• What needs to be done: Extract each of the following entries and reproduce every line character for character.

**********

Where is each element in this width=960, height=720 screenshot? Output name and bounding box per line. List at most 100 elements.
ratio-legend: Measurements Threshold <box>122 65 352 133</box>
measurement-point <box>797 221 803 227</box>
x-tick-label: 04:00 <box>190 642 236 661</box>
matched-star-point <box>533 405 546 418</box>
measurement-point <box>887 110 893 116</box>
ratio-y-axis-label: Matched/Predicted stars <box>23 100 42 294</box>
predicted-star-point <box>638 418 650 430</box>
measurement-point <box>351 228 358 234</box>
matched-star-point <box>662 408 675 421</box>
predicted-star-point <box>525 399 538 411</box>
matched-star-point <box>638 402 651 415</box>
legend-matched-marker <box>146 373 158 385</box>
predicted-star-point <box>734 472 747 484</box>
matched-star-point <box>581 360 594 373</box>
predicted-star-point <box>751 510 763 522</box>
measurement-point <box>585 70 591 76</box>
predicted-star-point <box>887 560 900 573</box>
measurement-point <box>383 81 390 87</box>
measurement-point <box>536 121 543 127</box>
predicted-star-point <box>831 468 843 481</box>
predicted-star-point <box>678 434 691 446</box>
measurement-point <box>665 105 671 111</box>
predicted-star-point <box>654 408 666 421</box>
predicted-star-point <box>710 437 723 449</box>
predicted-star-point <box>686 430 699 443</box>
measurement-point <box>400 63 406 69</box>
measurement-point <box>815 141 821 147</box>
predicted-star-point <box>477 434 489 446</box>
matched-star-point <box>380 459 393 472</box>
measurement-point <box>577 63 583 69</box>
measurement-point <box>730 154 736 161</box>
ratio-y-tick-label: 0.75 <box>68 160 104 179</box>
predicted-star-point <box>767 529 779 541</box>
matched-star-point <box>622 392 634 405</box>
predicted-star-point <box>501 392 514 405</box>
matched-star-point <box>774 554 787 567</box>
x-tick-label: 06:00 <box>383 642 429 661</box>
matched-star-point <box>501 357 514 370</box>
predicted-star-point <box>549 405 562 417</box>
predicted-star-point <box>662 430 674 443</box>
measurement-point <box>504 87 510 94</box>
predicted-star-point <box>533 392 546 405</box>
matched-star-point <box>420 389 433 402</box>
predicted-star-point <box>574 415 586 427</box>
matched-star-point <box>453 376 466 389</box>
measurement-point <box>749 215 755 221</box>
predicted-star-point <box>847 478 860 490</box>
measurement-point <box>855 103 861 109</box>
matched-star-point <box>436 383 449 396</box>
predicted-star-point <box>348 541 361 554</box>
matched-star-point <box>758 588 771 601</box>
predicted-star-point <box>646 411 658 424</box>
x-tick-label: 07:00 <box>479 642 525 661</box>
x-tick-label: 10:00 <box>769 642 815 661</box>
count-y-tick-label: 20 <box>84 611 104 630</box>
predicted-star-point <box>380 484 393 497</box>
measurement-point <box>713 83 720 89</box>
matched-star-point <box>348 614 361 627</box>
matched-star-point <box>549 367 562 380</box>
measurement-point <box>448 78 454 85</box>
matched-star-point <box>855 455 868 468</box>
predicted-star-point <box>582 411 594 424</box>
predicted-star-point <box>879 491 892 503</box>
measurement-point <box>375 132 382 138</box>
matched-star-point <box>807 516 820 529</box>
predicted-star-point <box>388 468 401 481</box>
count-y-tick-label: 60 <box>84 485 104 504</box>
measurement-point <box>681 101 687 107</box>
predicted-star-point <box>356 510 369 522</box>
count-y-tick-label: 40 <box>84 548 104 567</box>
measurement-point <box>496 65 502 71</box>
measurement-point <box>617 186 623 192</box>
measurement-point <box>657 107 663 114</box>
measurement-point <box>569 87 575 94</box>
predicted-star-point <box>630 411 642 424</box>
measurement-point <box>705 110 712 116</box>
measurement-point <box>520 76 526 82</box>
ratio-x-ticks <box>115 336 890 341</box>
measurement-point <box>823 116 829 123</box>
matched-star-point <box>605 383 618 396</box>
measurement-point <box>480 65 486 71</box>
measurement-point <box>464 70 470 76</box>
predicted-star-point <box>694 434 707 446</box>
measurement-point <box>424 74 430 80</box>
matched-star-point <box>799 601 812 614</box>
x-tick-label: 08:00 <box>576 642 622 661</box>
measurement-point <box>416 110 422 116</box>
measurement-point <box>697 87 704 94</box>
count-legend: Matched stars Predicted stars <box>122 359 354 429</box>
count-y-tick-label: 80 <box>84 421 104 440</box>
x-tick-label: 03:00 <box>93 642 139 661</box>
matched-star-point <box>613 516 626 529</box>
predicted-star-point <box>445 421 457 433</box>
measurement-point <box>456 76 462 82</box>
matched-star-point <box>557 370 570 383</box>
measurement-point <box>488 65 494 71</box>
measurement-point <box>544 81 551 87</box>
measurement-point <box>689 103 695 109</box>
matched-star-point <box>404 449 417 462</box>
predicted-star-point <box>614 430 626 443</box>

**********

• Solved problem:
Where is each element in this width=960, height=720 screenshot? Output name and bounding box per line. List at most 100 elements.
ratio-legend: Measurements Threshold <box>122 65 352 133</box>
measurement-point <box>797 221 803 227</box>
x-tick-label: 04:00 <box>190 642 236 661</box>
matched-star-point <box>533 405 546 418</box>
measurement-point <box>887 110 893 116</box>
ratio-y-axis-label: Matched/Predicted stars <box>23 100 42 294</box>
predicted-star-point <box>638 418 650 430</box>
measurement-point <box>351 228 358 234</box>
matched-star-point <box>662 408 675 421</box>
predicted-star-point <box>525 399 538 411</box>
matched-star-point <box>638 402 651 415</box>
legend-matched-marker <box>146 373 158 385</box>
predicted-star-point <box>734 472 747 484</box>
matched-star-point <box>581 360 594 373</box>
predicted-star-point <box>751 510 763 522</box>
measurement-point <box>585 70 591 76</box>
predicted-star-point <box>887 560 900 573</box>
measurement-point <box>383 81 390 87</box>
measurement-point <box>536 121 543 127</box>
predicted-star-point <box>831 468 843 481</box>
predicted-star-point <box>678 434 691 446</box>
measurement-point <box>665 105 671 111</box>
predicted-star-point <box>654 408 666 421</box>
predicted-star-point <box>710 437 723 449</box>
predicted-star-point <box>686 430 699 443</box>
measurement-point <box>400 63 406 69</box>
measurement-point <box>815 141 821 147</box>
predicted-star-point <box>477 434 489 446</box>
matched-star-point <box>380 459 393 472</box>
measurement-point <box>577 63 583 69</box>
measurement-point <box>730 154 736 161</box>
ratio-y-tick-label: 0.75 <box>68 160 104 179</box>
predicted-star-point <box>767 529 779 541</box>
matched-star-point <box>622 392 634 405</box>
predicted-star-point <box>501 392 514 405</box>
matched-star-point <box>774 554 787 567</box>
x-tick-label: 06:00 <box>383 642 429 661</box>
matched-star-point <box>501 357 514 370</box>
predicted-star-point <box>549 405 562 417</box>
predicted-star-point <box>662 430 674 443</box>
measurement-point <box>504 87 510 94</box>
predicted-star-point <box>533 392 546 405</box>
matched-star-point <box>420 389 433 402</box>
predicted-star-point <box>574 415 586 427</box>
matched-star-point <box>453 376 466 389</box>
measurement-point <box>749 215 755 221</box>
predicted-star-point <box>847 478 860 490</box>
measurement-point <box>855 103 861 109</box>
matched-star-point <box>436 383 449 396</box>
predicted-star-point <box>348 541 361 554</box>
matched-star-point <box>758 588 771 601</box>
predicted-star-point <box>646 411 658 424</box>
x-tick-label: 07:00 <box>479 642 525 661</box>
x-tick-label: 10:00 <box>769 642 815 661</box>
count-y-tick-label: 20 <box>84 611 104 630</box>
predicted-star-point <box>380 484 393 497</box>
measurement-point <box>713 83 720 89</box>
matched-star-point <box>348 614 361 627</box>
matched-star-point <box>549 367 562 380</box>
measurement-point <box>448 78 454 85</box>
matched-star-point <box>855 455 868 468</box>
predicted-star-point <box>582 411 594 424</box>
predicted-star-point <box>879 491 892 503</box>
measurement-point <box>375 132 382 138</box>
matched-star-point <box>807 516 820 529</box>
predicted-star-point <box>388 468 401 481</box>
count-y-tick-label: 60 <box>84 485 104 504</box>
measurement-point <box>681 101 687 107</box>
predicted-star-point <box>356 510 369 522</box>
count-y-tick-label: 40 <box>84 548 104 567</box>
measurement-point <box>496 65 502 71</box>
measurement-point <box>617 186 623 192</box>
measurement-point <box>657 107 663 114</box>
measurement-point <box>569 87 575 94</box>
predicted-star-point <box>630 411 642 424</box>
measurement-point <box>705 110 712 116</box>
measurement-point <box>520 76 526 82</box>
ratio-x-ticks <box>115 336 890 341</box>
measurement-point <box>823 116 829 123</box>
matched-star-point <box>605 383 618 396</box>
measurement-point <box>480 65 486 71</box>
measurement-point <box>464 70 470 76</box>
predicted-star-point <box>694 434 707 446</box>
measurement-point <box>424 74 430 80</box>
matched-star-point <box>799 601 812 614</box>
x-tick-label: 08:00 <box>576 642 622 661</box>
measurement-point <box>416 110 422 116</box>
measurement-point <box>697 87 704 94</box>
count-legend: Matched stars Predicted stars <box>122 359 354 429</box>
count-y-tick-label: 80 <box>84 421 104 440</box>
x-tick-label: 03:00 <box>93 642 139 661</box>
matched-star-point <box>613 516 626 529</box>
predicted-star-point <box>445 421 457 433</box>
measurement-point <box>456 76 462 82</box>
matched-star-point <box>557 370 570 383</box>
measurement-point <box>488 65 494 71</box>
measurement-point <box>544 81 551 87</box>
measurement-point <box>689 103 695 109</box>
matched-star-point <box>404 449 417 462</box>
predicted-star-point <box>614 430 626 443</box>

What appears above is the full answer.